STATED PROBLEM – Count the lines that include the string "after", and give only that number.
------ DATA ROWS
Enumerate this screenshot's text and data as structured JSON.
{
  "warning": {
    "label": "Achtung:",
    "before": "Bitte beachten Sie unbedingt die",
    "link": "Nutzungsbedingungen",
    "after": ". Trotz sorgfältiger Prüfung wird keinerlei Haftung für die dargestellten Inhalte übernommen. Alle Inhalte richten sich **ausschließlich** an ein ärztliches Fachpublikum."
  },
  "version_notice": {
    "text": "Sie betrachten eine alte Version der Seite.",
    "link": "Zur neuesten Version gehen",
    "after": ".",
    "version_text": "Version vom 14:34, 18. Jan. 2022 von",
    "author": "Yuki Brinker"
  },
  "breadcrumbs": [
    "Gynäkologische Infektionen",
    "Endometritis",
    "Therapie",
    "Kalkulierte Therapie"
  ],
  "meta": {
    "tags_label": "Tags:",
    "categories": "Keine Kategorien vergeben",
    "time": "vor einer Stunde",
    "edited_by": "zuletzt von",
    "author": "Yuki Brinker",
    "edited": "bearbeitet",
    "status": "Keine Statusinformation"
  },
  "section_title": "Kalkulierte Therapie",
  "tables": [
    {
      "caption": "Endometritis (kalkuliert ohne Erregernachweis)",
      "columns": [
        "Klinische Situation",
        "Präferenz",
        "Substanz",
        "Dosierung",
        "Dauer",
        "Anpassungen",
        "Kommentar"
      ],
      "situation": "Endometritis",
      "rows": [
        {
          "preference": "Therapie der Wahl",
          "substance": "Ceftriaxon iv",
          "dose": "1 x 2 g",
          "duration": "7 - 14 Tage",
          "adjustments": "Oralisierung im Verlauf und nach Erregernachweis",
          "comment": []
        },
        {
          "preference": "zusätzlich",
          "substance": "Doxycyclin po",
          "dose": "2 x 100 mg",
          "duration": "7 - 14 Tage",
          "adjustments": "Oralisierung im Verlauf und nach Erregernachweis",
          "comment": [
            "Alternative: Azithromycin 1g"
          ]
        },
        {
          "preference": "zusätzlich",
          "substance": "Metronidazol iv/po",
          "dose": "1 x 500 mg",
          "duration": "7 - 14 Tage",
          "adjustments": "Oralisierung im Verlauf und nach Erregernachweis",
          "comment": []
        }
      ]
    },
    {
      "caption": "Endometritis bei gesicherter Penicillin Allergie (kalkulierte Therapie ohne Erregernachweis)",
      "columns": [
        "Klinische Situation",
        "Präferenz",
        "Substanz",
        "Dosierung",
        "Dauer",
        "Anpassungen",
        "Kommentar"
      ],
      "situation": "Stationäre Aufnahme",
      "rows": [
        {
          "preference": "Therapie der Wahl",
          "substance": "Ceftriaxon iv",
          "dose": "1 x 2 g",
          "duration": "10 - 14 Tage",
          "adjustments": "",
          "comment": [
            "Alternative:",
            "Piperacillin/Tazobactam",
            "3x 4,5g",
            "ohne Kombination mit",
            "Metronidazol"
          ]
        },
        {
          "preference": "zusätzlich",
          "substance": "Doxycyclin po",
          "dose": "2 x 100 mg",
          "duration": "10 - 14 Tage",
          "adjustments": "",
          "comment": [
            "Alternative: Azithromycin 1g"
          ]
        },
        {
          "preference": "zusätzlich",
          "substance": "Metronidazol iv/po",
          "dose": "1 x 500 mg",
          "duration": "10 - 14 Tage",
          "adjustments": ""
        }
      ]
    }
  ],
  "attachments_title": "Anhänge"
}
------------
RESPONSE BELOW – 2